Objective:
Collect all lines below with the string "viribus".

Provided data:
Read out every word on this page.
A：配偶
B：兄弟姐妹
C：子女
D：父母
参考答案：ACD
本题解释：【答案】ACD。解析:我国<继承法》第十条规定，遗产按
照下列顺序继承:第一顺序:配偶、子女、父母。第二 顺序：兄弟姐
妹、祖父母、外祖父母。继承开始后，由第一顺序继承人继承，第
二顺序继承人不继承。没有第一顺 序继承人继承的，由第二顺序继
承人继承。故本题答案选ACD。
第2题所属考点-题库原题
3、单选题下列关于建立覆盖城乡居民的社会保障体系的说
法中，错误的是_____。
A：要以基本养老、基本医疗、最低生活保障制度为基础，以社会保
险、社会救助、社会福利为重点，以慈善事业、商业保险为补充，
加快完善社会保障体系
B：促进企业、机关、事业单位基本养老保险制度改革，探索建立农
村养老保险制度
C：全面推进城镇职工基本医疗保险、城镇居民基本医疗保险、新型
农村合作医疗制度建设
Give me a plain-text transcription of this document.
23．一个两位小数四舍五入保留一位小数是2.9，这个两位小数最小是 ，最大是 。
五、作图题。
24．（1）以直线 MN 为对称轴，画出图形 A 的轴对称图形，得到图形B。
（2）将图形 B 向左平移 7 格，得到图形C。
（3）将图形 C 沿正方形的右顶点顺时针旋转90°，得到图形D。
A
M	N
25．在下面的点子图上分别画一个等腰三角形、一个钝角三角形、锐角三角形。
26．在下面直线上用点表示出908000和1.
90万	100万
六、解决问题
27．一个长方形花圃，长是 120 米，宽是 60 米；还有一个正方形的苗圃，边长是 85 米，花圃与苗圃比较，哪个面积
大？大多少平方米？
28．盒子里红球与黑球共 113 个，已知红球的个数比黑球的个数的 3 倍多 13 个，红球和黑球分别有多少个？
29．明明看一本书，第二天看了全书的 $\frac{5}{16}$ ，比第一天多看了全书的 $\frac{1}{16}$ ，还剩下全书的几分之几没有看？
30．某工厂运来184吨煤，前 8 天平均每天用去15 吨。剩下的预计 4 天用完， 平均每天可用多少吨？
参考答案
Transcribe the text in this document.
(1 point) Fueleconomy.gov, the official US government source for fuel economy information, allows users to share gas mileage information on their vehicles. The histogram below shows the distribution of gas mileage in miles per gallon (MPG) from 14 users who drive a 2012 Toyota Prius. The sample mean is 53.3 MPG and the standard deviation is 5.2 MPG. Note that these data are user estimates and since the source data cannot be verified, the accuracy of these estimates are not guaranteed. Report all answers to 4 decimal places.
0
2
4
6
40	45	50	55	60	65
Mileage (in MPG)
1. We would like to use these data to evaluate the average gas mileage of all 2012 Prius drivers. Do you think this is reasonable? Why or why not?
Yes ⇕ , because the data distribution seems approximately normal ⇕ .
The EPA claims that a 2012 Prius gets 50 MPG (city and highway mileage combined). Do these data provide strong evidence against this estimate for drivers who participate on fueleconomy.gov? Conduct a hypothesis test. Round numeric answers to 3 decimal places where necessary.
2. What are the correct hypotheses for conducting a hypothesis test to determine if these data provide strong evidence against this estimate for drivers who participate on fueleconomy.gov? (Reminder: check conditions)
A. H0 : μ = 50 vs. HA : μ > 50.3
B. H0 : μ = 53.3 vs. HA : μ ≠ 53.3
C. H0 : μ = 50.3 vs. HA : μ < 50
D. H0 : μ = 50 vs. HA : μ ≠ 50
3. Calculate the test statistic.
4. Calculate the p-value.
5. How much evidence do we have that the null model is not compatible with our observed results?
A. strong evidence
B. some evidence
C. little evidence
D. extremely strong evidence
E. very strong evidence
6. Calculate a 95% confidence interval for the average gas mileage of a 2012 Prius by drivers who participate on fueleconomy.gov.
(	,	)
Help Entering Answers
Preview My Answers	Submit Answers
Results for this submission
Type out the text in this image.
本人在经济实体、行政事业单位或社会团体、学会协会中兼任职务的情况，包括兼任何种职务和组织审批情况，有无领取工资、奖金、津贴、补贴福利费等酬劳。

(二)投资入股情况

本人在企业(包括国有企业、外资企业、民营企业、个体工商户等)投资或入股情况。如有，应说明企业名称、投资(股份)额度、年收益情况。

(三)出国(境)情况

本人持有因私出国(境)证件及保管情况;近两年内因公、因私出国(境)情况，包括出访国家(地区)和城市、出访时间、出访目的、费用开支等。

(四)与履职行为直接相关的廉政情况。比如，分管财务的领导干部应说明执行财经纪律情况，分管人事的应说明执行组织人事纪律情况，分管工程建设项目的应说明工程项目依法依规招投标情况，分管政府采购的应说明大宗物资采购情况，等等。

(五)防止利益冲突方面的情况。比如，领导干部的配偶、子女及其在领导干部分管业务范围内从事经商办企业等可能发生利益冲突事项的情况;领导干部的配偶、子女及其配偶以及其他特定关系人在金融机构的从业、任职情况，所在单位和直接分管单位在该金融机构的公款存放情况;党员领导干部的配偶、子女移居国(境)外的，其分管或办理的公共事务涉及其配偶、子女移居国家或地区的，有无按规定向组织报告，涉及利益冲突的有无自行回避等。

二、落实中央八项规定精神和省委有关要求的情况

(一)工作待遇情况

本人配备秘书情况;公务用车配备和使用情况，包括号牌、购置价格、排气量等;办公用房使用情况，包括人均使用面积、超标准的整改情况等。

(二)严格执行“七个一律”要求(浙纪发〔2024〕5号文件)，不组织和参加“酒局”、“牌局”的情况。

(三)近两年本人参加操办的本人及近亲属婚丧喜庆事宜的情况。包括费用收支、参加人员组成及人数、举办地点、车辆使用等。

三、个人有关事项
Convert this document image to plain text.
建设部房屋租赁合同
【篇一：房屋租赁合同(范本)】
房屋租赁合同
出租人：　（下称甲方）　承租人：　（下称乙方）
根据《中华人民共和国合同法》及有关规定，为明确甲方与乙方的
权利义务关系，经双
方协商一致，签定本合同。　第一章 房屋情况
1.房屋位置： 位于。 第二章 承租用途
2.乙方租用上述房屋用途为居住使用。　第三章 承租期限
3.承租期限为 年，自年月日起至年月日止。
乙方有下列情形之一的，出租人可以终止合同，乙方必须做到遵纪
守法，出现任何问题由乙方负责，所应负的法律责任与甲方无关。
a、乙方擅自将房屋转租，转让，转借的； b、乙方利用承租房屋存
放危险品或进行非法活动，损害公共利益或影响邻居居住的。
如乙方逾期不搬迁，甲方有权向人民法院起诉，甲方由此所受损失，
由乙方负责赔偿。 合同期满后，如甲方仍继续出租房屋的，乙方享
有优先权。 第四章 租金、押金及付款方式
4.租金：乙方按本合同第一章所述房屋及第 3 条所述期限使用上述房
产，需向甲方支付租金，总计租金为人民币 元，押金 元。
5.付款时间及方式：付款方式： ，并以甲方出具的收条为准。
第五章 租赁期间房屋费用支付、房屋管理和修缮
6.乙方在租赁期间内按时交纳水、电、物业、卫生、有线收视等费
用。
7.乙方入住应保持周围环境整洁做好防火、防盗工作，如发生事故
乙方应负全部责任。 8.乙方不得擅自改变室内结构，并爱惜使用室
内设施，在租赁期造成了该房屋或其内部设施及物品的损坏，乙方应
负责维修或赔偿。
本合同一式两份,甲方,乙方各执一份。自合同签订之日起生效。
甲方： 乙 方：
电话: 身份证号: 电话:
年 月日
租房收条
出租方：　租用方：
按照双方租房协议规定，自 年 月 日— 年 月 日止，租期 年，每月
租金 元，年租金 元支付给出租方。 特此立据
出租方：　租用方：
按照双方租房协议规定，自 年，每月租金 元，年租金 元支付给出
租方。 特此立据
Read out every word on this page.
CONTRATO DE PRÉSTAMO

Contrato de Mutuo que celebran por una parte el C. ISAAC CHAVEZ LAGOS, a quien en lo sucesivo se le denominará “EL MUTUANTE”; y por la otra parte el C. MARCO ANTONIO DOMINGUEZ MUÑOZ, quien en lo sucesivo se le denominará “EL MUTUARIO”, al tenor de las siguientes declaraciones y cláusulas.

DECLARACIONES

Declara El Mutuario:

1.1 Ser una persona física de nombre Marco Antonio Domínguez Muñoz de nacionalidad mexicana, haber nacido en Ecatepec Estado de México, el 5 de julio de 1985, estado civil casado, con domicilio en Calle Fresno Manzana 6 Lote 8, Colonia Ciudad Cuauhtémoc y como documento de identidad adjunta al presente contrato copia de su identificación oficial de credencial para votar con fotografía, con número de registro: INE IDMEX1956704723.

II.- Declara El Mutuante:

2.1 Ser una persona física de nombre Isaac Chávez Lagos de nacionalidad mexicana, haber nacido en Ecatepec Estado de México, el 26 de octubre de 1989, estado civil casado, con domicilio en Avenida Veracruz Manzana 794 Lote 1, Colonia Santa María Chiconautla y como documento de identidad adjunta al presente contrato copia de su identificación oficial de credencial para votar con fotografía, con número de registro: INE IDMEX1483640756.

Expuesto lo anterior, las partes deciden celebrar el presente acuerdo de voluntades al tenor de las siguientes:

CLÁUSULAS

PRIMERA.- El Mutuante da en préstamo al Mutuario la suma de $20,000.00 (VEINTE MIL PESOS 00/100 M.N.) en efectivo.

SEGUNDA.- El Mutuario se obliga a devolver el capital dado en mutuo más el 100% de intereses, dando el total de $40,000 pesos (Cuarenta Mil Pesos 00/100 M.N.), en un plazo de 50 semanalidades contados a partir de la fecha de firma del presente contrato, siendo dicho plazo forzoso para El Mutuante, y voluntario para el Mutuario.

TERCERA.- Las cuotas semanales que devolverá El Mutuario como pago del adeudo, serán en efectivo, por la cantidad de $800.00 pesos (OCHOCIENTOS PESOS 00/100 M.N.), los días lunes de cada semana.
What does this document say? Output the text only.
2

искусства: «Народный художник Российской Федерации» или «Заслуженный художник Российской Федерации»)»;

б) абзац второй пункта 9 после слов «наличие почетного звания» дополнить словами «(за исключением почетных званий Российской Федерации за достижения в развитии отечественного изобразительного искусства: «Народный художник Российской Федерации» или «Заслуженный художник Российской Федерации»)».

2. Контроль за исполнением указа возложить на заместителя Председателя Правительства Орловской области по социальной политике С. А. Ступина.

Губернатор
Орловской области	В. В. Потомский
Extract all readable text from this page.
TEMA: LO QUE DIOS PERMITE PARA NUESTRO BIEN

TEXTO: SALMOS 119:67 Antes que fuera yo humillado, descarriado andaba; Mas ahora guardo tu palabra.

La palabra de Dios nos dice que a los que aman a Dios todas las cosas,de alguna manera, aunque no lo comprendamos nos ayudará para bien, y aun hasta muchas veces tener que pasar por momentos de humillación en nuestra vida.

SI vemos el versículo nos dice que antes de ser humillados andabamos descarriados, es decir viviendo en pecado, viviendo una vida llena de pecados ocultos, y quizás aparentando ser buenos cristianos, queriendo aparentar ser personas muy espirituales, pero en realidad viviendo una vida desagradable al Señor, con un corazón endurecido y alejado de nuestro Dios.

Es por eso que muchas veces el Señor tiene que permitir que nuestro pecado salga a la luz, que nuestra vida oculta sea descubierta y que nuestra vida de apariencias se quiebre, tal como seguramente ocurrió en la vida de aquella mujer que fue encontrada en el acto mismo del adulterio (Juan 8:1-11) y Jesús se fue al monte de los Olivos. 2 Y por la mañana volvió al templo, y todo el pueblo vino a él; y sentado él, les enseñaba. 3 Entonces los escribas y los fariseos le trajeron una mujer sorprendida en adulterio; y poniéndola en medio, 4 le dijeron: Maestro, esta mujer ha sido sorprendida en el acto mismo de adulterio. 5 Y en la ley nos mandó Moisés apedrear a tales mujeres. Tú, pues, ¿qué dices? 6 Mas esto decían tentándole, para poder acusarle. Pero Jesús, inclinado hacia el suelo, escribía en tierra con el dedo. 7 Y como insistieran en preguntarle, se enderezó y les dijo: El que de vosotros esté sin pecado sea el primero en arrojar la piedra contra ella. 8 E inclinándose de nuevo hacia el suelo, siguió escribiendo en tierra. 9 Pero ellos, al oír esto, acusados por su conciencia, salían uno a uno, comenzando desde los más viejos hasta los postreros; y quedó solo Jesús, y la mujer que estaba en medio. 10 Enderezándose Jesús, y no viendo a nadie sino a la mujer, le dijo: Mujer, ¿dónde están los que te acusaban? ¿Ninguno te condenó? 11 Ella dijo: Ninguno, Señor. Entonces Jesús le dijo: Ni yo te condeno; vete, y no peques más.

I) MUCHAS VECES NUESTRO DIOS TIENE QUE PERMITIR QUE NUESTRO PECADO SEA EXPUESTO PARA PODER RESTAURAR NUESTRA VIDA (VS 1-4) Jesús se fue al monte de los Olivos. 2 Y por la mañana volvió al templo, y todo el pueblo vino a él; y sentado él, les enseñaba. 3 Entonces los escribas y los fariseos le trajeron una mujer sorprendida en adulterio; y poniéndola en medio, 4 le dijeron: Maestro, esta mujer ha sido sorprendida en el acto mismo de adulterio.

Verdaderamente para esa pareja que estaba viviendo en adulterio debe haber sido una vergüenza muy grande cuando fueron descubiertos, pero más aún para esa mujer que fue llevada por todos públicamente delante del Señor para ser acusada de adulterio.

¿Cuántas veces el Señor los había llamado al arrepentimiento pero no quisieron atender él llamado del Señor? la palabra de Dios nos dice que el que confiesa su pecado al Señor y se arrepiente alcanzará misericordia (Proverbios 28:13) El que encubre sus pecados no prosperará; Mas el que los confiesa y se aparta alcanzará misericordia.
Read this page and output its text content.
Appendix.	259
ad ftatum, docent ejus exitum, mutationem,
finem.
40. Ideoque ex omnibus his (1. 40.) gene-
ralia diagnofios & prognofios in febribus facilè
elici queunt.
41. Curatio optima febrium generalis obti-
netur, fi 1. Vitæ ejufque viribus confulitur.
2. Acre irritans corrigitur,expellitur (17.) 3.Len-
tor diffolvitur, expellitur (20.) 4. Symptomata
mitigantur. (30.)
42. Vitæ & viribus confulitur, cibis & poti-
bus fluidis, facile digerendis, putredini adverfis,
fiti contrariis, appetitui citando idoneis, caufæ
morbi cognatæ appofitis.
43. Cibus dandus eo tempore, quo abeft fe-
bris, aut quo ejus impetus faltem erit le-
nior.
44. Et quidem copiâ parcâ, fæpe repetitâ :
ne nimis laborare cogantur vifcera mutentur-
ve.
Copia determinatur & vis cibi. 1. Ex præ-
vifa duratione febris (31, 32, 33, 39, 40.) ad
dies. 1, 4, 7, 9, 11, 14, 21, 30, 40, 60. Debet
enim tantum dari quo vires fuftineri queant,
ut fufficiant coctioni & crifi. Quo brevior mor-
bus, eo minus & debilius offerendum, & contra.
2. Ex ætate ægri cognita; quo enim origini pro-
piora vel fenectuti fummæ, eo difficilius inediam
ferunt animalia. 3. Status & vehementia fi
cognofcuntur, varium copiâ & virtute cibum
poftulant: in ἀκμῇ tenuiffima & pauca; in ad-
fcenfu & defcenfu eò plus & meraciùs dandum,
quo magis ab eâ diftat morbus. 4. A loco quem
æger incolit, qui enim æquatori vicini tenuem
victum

Task solution:
netur, fi 1. Vitæ ejufque viribus confulitur.
42. Vitæ & viribus confulitur, cibis & poti-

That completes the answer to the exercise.